● WHAT YOU ARE ASKED TO DO:
Pictures do not belong in the copy; restate the records below word for word.

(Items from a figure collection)
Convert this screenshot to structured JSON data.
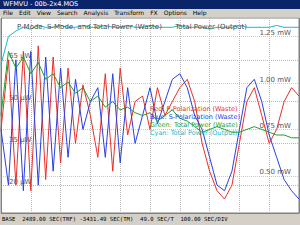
{
  "window": {
    "title": "WFMVU - 00b-2x4.MOS",
    "menu": [
      "File",
      "Edit",
      "View",
      "Search",
      "Analysis",
      "Transform",
      "FX",
      "Options",
      "Help"
    ],
    "status": "BASE  2489.00 SEC(TRF) -3431.49 SEC(TM)  49.0 SEC/T  100.00 SEC/DIV"
  },
  "chart_data": {
    "type": "line",
    "ylabel": "P-Mode, S-Mode, and Total Power (Waste)",
    "y2label": "Total Power (Output)",
    "annotations": [
      "Red: P-Polarization (Waste)",
      "Blue: S-Polarization (Waste)",
      "Green: Total Power (Waste)",
      "Cyan: Total Power (Output)"
    ],
    "x": [
      0,
      0.25,
      0.5,
      0.75,
      1,
      1.25,
      1.5,
      1.75,
      2,
      2.25,
      2.5,
      2.75,
      3,
      3.25,
      3.5,
      3.75,
      4,
      4.25,
      4.5,
      4.75,
      5,
      5.25,
      5.5,
      5.75,
      6,
      6.25,
      6.5,
      6.75,
      7,
      7.25,
      7.5,
      7.75,
      8,
      8.25,
      8.5,
      8.75,
      9,
      9.25,
      9.5,
      9.75,
      10
    ],
    "series": [
      {
        "name": "P-Polarization (Waste)",
        "color": "#e8302a",
        "values": [
          40,
          65,
          20,
          68,
          18,
          70,
          22,
          66,
          28,
          62,
          35,
          56,
          45,
          30,
          60,
          25,
          62,
          38,
          50,
          52,
          40,
          55,
          45,
          50,
          55,
          58,
          50,
          35,
          25,
          18,
          15,
          20,
          35,
          50,
          55,
          45,
          35,
          40,
          50,
          55,
          52
        ]
      },
      {
        "name": "S-Polarization (Waste)",
        "color": "#2a3fe0",
        "values": [
          40,
          20,
          65,
          18,
          68,
          20,
          66,
          25,
          62,
          30,
          58,
          40,
          50,
          55,
          30,
          60,
          28,
          55,
          35,
          45,
          55,
          42,
          50,
          58,
          60,
          55,
          45,
          40,
          30,
          20,
          18,
          25,
          40,
          55,
          58,
          50,
          38,
          30,
          22,
          18,
          15
        ]
      },
      {
        "name": "Total Power (Waste)",
        "color": "#1fa02a",
        "values": [
          45,
          68,
          62,
          66,
          60,
          64,
          58,
          60,
          55,
          57,
          53,
          55,
          50,
          52,
          48,
          50,
          47,
          48,
          46,
          45,
          46,
          43,
          45,
          47,
          44,
          43,
          41,
          39,
          40,
          41,
          40,
          39,
          39,
          40,
          41,
          40,
          39,
          38,
          38,
          37,
          37
        ]
      },
      {
        "name": "Total Power (Output)",
        "color": "#1ab8c8",
        "axis": "y2",
        "values": [
          1.1,
          1.25,
          1.28,
          1.3,
          1.29,
          1.31,
          1.3,
          1.3,
          1.31,
          1.3,
          1.3,
          1.31,
          1.3,
          1.3,
          1.31,
          1.3,
          1.3,
          1.31,
          1.3,
          1.3,
          1.31,
          1.3,
          1.3,
          1.3,
          1.31,
          1.3,
          1.3,
          1.3,
          1.29,
          1.3,
          1.3,
          1.3,
          1.31,
          1.3,
          1.3,
          1.3,
          1.3,
          1.31,
          1.3,
          1.3,
          1.3
        ]
      }
    ],
    "xlim": [
      0,
      10
    ],
    "xticks": [
      0,
      1,
      2,
      3,
      4,
      5,
      6,
      7,
      8,
      9,
      10
    ],
    "ylim": [
      10,
      80
    ],
    "yticks": [
      {
        "value": 20,
        "label": "20 µW"
      },
      {
        "value": 35,
        "label": "35 µW"
      },
      {
        "value": 50,
        "label": "50 µW"
      },
      {
        "value": 65,
        "label": "65 µW"
      }
    ],
    "y2lim": [
      0.3,
      1.35
    ],
    "y2ticks": [
      {
        "value": 0.5,
        "label": "0.50 mW"
      },
      {
        "value": 0.75,
        "label": "0.75 mW"
      },
      {
        "value": 1.0,
        "label": "1.00 mW"
      },
      {
        "value": 1.25,
        "label": "1.25 mW"
      }
    ],
    "grid": true,
    "tick_labels": "y"
  }
}
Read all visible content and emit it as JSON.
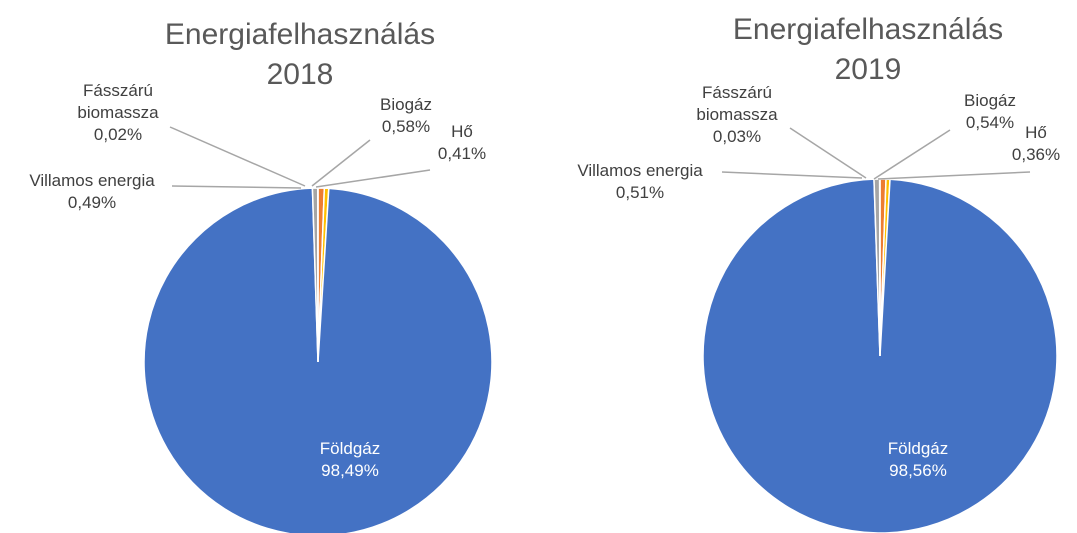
{
  "chart_data": [
    {
      "type": "pie",
      "title": "Energiafelhasználás 2018",
      "categories": [
        "Biogáz",
        "Hő",
        "Földgáz",
        "Villamos energia",
        "Fásszárú biomassza"
      ],
      "values": [
        0.58,
        0.41,
        98.49,
        0.49,
        0.02
      ],
      "value_labels": [
        "0,58%",
        "0,41%",
        "98,49%",
        "0,49%",
        "0,02%"
      ],
      "colors": [
        "#ED7D31",
        "#FFC000",
        "#4472C4",
        "#A5A5A5",
        "#5B9BD5"
      ]
    },
    {
      "type": "pie",
      "title": "Energiafelhasználás 2019",
      "categories": [
        "Biogáz",
        "Hő",
        "Földgáz",
        "Villamos energia",
        "Fásszárú biomassza"
      ],
      "values": [
        0.54,
        0.36,
        98.56,
        0.51,
        0.03
      ],
      "value_labels": [
        "0,54%",
        "0,36%",
        "98,56%",
        "0,51%",
        "0,03%"
      ],
      "colors": [
        "#ED7D31",
        "#FFC000",
        "#4472C4",
        "#A5A5A5",
        "#5B9BD5"
      ]
    }
  ]
}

● EXPECTED ANSWER:
Convert this screenshot to structured JSON data.
{
  "window": {
    "title": "WFMVU - 00b-2x4.MOS",
    "menu": [
      "File",
      "Edit",
      "View",
      "Search",
      "Analysis",
      "Transform",
      "FX",
      "Options",
      "Help"
    ],
    "status": "BASE  2489.00 SEC(TRF) -3431.49 SEC(TM)  49.0 SEC/T  100.00 SEC/DIV"
  },
  "chart_data": {
    "type": "line",
    "ylabel": "P-Mode, S-Mode, and Total Power (Waste)",
    "y2label": "Total Power (Output)",
    "annotations": [
      "Red: P-Polarization (Waste)",
      "Blue: S-Polarization (Waste)",
      "Green: Total Power (Waste)",
      "Cyan: Total Power (Output)"
    ],
    "x": [
      0,
      0.25,
      0.5,
      0.75,
      1,
      1.25,
      1.5,
      1.75,
      2,
      2.25,
      2.5,
      2.75,
      3,
      3.25,
      3.5,
      3.75,
      4,
      4.25,
      4.5,
      4.75,
      5,
      5.25,
      5.5,
      5.75,
      6,
      6.25,
      6.5,
      6.75,
      7,
      7.25,
      7.5,
      7.75,
      8,
      8.25,
      8.5,
      8.75,
      9,
      9.25,
      9.5,
      9.75,
      10
    ],
    "series": [
      {
        "name": "P-Polarization (Waste)",
        "color": "#e8302a",
        "values": [
          40,
          65,
          20,
          68,
          18,
          70,
          22,
          66,
          28,
          62,
          35,
          56,
          45,
          30,
          60,
          25,
          62,
          38,
          50,
          52,
          40,
          55,
          45,
          50,
          55,
          58,
          50,
          35,
          25,
          18,
          15,
          20,
          35,
          50,
          55,
          45,
          35,
          40,
          50,
          55,
          52
        ]
      },
      {
        "name": "S-Polarization (Waste)",
        "color": "#2a3fe0",
        "values": [
          40,
          20,
          65,
          18,
          68,
          20,
          66,
          25,
          62,
          30,
          58,
          40,
          50,
          55,
          30,
          60,
          28,
          55,
          35,
          45,
          55,
          42,
          50,
          58,
          60,
          55,
          45,
          40,
          30,
          20,
          18,
          25,
          40,
          55,
          58,
          50,
          38,
          30,
          22,
          18,
          15
        ]
      },
      {
        "name": "Total Power (Waste)",
        "color": "#1fa02a",
        "values": [
          45,
          68,
          62,
          66,
          60,
          64,
          58,
          60,
          55,
          57,
          53,
          55,
          50,
          52,
          48,
          50,
          47,
          48,
          46,
          45,
          46,
          43,
          45,
          47,
          44,
          43,
          41,
          39,
          40,
          41,
          40,
          39,
          39,
          40,
          41,
          40,
          39,
          38,
          38,
          37,
          37
        ]
      },
      {
        "name": "Total Power (Output)",
        "color": "#1ab8c8",
        "axis": "y2",
        "values": [
          1.1,
          1.25,
          1.28,
          1.3,
          1.29,
          1.31,
          1.3,
          1.3,
          1.31,
          1.3,
          1.3,
          1.31,
          1.3,
          1.3,
          1.31,
          1.3,
          1.3,
          1.31,
          1.3,
          1.3,
          1.31,
          1.3,
          1.3,
          1.3,
          1.31,
          1.3,
          1.3,
          1.3,
          1.29,
          1.3,
          1.3,
          1.3,
          1.31,
          1.3,
          1.3,
          1.3,
          1.3,
          1.31,
          1.3,
          1.3,
          1.3
        ]
      }
    ],
    "xlim": [
      0,
      10
    ],
    "xticks": [
      0,
      1,
      2,
      3,
      4,
      5,
      6,
      7,
      8,
      9,
      10
    ],
    "ylim": [
      10,
      80
    ],
    "yticks": [
      {
        "value": 20,
        "label": "20 µW"
      },
      {
        "value": 35,
        "label": "35 µW"
      },
      {
        "value": 50,
        "label": "50 µW"
      },
      {
        "value": 65,
        "label": "65 µW"
      }
    ],
    "y2lim": [
      0.3,
      1.35
    ],
    "y2ticks": [
      {
        "value": 0.5,
        "label": "0.50 mW"
      },
      {
        "value": 0.75,
        "label": "0.75 mW"
      },
      {
        "value": 1.0,
        "label": "1.00 mW"
      },
      {
        "value": 1.25,
        "label": "1.25 mW"
      }
    ],
    "grid": true,
    "tick_labels": "y"
  }
}
Read all visible content and emit it as JSON.
{
  "chart_data": [
    {
      "type": "pie",
      "title": "Energiafelhasználás 2018",
      "categories": [
        "Biogáz",
        "Hő",
        "Földgáz",
        "Villamos energia",
        "Fásszárú biomassza"
      ],
      "values": [
        0.58,
        0.41,
        98.49,
        0.49,
        0.02
      ],
      "value_labels": [
        "0,58%",
        "0,41%",
        "98,49%",
        "0,49%",
        "0,02%"
      ],
      "colors": [
        "#ED7D31",
        "#FFC000",
        "#4472C4",
        "#A5A5A5",
        "#5B9BD5"
      ]
    },
    {
      "type": "pie",
      "title": "Energiafelhasználás 2019",
      "categories": [
        "Biogáz",
        "Hő",
        "Földgáz",
        "Villamos energia",
        "Fásszárú biomassza"
      ],
      "values": [
        0.54,
        0.36,
        98.56,
        0.51,
        0.03
      ],
      "value_labels": [
        "0,54%",
        "0,36%",
        "98,56%",
        "0,51%",
        "0,03%"
      ],
      "colors": [
        "#ED7D31",
        "#FFC000",
        "#4472C4",
        "#A5A5A5",
        "#5B9BD5"
      ]
    }
  ]
}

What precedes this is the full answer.